→ **Short task**
Set down every record once more, exactly as given.

Items from a dataset

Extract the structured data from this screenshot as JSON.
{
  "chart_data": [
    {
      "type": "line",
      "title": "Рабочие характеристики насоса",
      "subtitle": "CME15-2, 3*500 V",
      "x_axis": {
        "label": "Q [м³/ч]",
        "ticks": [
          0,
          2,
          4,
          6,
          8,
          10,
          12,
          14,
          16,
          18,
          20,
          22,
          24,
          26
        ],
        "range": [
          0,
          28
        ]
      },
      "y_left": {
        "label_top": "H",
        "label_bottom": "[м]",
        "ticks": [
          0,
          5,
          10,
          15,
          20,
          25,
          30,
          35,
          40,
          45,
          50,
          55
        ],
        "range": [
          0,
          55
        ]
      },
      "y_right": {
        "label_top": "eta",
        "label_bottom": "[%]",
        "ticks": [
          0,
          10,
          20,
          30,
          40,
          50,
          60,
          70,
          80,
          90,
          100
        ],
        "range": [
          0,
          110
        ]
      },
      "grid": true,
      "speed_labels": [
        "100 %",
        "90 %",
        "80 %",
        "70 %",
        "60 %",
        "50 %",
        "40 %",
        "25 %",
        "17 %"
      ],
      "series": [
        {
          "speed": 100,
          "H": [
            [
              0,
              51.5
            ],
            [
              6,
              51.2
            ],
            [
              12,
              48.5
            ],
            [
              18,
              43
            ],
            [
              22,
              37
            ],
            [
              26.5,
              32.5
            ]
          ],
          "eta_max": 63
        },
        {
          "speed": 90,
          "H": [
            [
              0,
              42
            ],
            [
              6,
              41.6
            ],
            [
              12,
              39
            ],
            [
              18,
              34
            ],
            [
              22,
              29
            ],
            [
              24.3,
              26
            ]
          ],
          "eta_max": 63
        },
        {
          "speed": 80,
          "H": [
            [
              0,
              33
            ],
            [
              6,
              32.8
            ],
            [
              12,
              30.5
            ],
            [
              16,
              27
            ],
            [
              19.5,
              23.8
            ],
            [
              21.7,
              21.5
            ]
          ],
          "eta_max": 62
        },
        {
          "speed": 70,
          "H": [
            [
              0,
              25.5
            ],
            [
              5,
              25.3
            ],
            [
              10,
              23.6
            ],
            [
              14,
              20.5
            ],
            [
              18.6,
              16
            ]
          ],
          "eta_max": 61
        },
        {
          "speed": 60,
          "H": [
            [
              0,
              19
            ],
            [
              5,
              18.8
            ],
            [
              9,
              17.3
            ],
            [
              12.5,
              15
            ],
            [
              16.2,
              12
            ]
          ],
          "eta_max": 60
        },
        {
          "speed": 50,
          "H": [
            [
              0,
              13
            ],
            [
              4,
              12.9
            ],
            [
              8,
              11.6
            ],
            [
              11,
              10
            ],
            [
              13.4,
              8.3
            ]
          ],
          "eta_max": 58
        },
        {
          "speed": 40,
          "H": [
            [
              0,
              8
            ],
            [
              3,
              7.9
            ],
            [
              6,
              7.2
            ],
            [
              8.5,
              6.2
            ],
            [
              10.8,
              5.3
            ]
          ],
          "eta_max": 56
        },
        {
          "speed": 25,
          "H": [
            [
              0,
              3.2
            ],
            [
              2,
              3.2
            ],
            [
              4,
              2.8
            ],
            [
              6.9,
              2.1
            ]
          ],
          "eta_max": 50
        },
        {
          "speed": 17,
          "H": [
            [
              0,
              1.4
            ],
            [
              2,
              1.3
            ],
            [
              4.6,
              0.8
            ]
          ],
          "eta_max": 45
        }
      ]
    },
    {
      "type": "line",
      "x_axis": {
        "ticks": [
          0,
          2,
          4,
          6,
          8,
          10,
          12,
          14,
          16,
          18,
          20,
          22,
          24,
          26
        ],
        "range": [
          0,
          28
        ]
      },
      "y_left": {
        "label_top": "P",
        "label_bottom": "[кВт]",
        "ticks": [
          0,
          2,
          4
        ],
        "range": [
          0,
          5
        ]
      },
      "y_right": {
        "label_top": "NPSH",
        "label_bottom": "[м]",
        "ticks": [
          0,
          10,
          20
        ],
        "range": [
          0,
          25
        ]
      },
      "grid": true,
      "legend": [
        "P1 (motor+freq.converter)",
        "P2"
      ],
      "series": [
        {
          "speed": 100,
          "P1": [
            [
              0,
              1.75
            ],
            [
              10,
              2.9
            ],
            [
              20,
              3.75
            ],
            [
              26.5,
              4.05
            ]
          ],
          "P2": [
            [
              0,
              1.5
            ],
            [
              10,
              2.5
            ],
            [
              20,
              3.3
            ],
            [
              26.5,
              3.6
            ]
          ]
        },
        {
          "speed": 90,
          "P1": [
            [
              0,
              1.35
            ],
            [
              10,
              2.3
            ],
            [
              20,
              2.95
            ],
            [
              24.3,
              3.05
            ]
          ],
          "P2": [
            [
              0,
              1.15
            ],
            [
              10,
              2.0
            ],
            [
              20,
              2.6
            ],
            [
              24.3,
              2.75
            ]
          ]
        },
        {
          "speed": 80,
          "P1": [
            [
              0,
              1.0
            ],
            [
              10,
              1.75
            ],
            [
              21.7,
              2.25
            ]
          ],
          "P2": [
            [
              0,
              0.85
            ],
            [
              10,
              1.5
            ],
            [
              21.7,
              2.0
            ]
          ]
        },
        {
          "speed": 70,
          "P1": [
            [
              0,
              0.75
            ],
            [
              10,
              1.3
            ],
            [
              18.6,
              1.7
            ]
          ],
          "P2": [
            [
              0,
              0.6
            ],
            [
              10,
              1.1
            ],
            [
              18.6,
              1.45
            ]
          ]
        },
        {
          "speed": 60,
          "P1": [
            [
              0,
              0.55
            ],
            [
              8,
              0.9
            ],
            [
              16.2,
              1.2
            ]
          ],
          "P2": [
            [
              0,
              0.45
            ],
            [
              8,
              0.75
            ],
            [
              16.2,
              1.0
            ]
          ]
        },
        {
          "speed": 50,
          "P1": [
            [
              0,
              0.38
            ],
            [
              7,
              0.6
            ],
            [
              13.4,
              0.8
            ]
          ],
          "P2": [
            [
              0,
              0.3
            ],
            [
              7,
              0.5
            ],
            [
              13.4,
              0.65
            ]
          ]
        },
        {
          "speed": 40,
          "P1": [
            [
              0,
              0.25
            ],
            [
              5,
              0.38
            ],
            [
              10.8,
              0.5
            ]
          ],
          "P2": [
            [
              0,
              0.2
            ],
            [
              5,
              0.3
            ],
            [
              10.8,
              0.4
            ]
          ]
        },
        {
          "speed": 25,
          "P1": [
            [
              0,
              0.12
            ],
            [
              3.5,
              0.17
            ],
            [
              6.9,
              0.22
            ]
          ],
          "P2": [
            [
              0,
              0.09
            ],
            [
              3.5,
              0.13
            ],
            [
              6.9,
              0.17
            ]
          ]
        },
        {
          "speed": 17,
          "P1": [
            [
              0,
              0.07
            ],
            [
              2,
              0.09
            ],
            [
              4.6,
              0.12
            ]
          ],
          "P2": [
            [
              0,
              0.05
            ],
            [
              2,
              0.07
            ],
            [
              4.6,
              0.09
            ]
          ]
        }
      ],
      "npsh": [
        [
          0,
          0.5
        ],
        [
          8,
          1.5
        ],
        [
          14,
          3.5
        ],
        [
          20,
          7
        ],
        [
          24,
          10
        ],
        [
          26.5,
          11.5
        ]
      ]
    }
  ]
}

→ **Final answer**
Extract the structured data from this screenshot as JSON.
{
  "chart_data": [
    {
      "type": "line",
      "title": "Рабочие характеристики насоса",
      "subtitle": "CME15-2, 3*500 V",
      "x_axis": {
        "label": "Q [м³/ч]",
        "ticks": [
          0,
          2,
          4,
          6,
          8,
          10,
          12,
          14,
          16,
          18,
          20,
          22,
          24,
          26
        ],
        "range": [
          0,
          28
        ]
      },
      "y_left": {
        "label_top": "H",
        "label_bottom": "[м]",
        "ticks": [
          0,
          5,
          10,
          15,
          20,
          25,
          30,
          35,
          40,
          45,
          50,
          55
        ],
        "range": [
          0,
          55
        ]
      },
      "y_right": {
        "label_top": "eta",
        "label_bottom": "[%]",
        "ticks": [
          0,
          10,
          20,
          30,
          40,
          50,
          60,
          70,
          80,
          90,
          100
        ],
        "range": [
          0,
          110
        ]
      },
      "grid": true,
      "speed_labels": [
        "100 %",
        "90 %",
        "80 %",
        "70 %",
        "60 %",
        "50 %",
        "40 %",
        "25 %",
        "17 %"
      ],
      "series": [
        {
          "speed": 100,
          "H": [
            [
              0,
              51.5
            ],
            [
              6,
              51.2
            ],
            [
              12,
              48.5
            ],
            [
              18,
              43
            ],
            [
              22,
              37
            ],
            [
              26.5,
              32.5
            ]
          ],
          "eta_max": 63
        },
        {
          "speed": 90,
          "H": [
            [
              0,
              42
            ],
            [
              6,
              41.6
            ],
            [
              12,
              39
            ],
            [
              18,
              34
            ],
            [
              22,
              29
            ],
            [
              24.3,
              26
            ]
          ],
          "eta_max": 63
        },
        {
          "speed": 80,
          "H": [
            [
              0,
              33
            ],
            [
              6,
              32.8
            ],
            [
              12,
              30.5
            ],
            [
              16,
              27
            ],
            [
              19.5,
              23.8
            ],
            [
              21.7,
              21.5
            ]
          ],
          "eta_max": 62
        },
        {
          "speed": 70,
          "H": [
            [
              0,
              25.5
            ],
            [
              5,
              25.3
            ],
            [
              10,
              23.6
            ],
            [
              14,
              20.5
            ],
            [
              18.6,
              16
            ]
          ],
          "eta_max": 61
        },
        {
          "speed": 60,
          "H": [
            [
              0,
              19
            ],
            [
              5,
              18.8
            ],
            [
              9,
              17.3
            ],
            [
              12.5,
              15
            ],
            [
              16.2,
              12
            ]
          ],
          "eta_max": 60
        },
        {
          "speed": 50,
          "H": [
            [
              0,
              13
            ],
            [
              4,
              12.9
            ],
            [
              8,
              11.6
            ],
            [
              11,
              10
            ],
            [
              13.4,
              8.3
            ]
          ],
          "eta_max": 58
        },
        {
          "speed": 40,
          "H": [
            [
              0,
              8
            ],
            [
              3,
              7.9
            ],
            [
              6,
              7.2
            ],
            [
              8.5,
              6.2
            ],
            [
              10.8,
              5.3
            ]
          ],
          "eta_max": 56
        },
        {
          "speed": 25,
          "H": [
            [
              0,
              3.2
            ],
            [
              2,
              3.2
            ],
            [
              4,
              2.8
            ],
            [
              6.9,
              2.1
            ]
          ],
          "eta_max": 50
        },
        {
          "speed": 17,
          "H": [
            [
              0,
              1.4
            ],
            [
              2,
              1.3
            ],
            [
              4.6,
              0.8
            ]
          ],
          "eta_max": 45
        }
      ]
    },
    {
      "type": "line",
      "x_axis": {
        "ticks": [
          0,
          2,
          4,
          6,
          8,
          10,
          12,
          14,
          16,
          18,
          20,
          22,
          24,
          26
        ],
        "range": [
          0,
          28
        ]
      },
      "y_left": {
        "label_top": "P",
        "label_bottom": "[кВт]",
        "ticks": [
          0,
          2,
          4
        ],
        "range": [
          0,
          5
        ]
      },
      "y_right": {
        "label_top": "NPSH",
        "label_bottom": "[м]",
        "ticks": [
          0,
          10,
          20
        ],
        "range": [
          0,
          25
        ]
      },
      "grid": true,
      "legend": [
        "P1 (motor+freq.converter)",
        "P2"
      ],
      "series": [
        {
          "speed": 100,
          "P1": [
            [
              0,
              1.75
            ],
            [
              10,
              2.9
            ],
            [
              20,
              3.75
            ],
            [
              26.5,
              4.05
            ]
          ],
          "P2": [
            [
              0,
              1.5
            ],
            [
              10,
              2.5
            ],
            [
              20,
              3.3
            ],
            [
              26.5,
              3.6
            ]
          ]
        },
        {
          "speed": 90,
          "P1": [
            [
              0,
              1.35
            ],
            [
              10,
              2.3
            ],
            [
              20,
              2.95
            ],
            [
              24.3,
              3.05
            ]
          ],
          "P2": [
            [
              0,
              1.15
            ],
            [
              10,
              2.0
            ],
            [
              20,
              2.6
            ],
            [
              24.3,
              2.75
            ]
          ]
        },
        {
          "speed": 80,
          "P1": [
            [
              0,
              1.0
            ],
            [
              10,
              1.75
            ],
            [
              21.7,
              2.25
            ]
          ],
          "P2": [
            [
              0,
              0.85
            ],
            [
              10,
              1.5
            ],
            [
              21.7,
              2.0
            ]
          ]
        },
        {
          "speed": 70,
          "P1": [
            [
              0,
              0.75
            ],
            [
              10,
              1.3
            ],
            [
              18.6,
              1.7
            ]
          ],
          "P2": [
            [
              0,
              0.6
            ],
            [
              10,
              1.1
            ],
            [
              18.6,
              1.45
            ]
          ]
        },
        {
          "speed": 60,
          "P1": [
            [
              0,
              0.55
            ],
            [
              8,
              0.9
            ],
            [
              16.2,
              1.2
            ]
          ],
          "P2": [
            [
              0,
              0.45
            ],
            [
              8,
              0.75
            ],
            [
              16.2,
              1.0
            ]
          ]
        },
        {
          "speed": 50,
          "P1": [
            [
              0,
              0.38
            ],
            [
              7,
              0.6
            ],
            [
              13.4,
              0.8
            ]
          ],
          "P2": [
            [
              0,
              0.3
            ],
            [
              7,
              0.5
            ],
            [
              13.4,
              0.65
            ]
          ]
        },
        {
          "speed": 40,
          "P1": [
            [
              0,
              0.25
            ],
            [
              5,
              0.38
            ],
            [
              10.8,
              0.5
            ]
          ],
          "P2": [
            [
              0,
              0.2
            ],
            [
              5,
              0.3
            ],
            [
              10.8,
              0.4
            ]
          ]
        },
        {
          "speed": 25,
          "P1": [
            [
              0,
              0.12
            ],
            [
              3.5,
              0.17
            ],
            [
              6.9,
              0.22
            ]
          ],
          "P2": [
            [
              0,
              0.09
            ],
            [
              3.5,
              0.13
            ],
            [
              6.9,
              0.17
            ]
          ]
        },
        {
          "speed": 17,
          "P1": [
            [
              0,
              0.07
            ],
            [
              2,
              0.09
            ],
            [
              4.6,
              0.12
            ]
          ],
          "P2": [
            [
              0,
              0.05
            ],
            [
              2,
              0.07
            ],
            [
              4.6,
              0.09
            ]
          ]
        }
      ],
      "npsh": [
        [
          0,
          0.5
        ],
        [
          8,
          1.5
        ],
        [
          14,
          3.5
        ],
        [
          20,
          7
        ],
        [
          24,
          10
        ],
        [
          26.5,
          11.5
        ]
      ]
    }
  ]
}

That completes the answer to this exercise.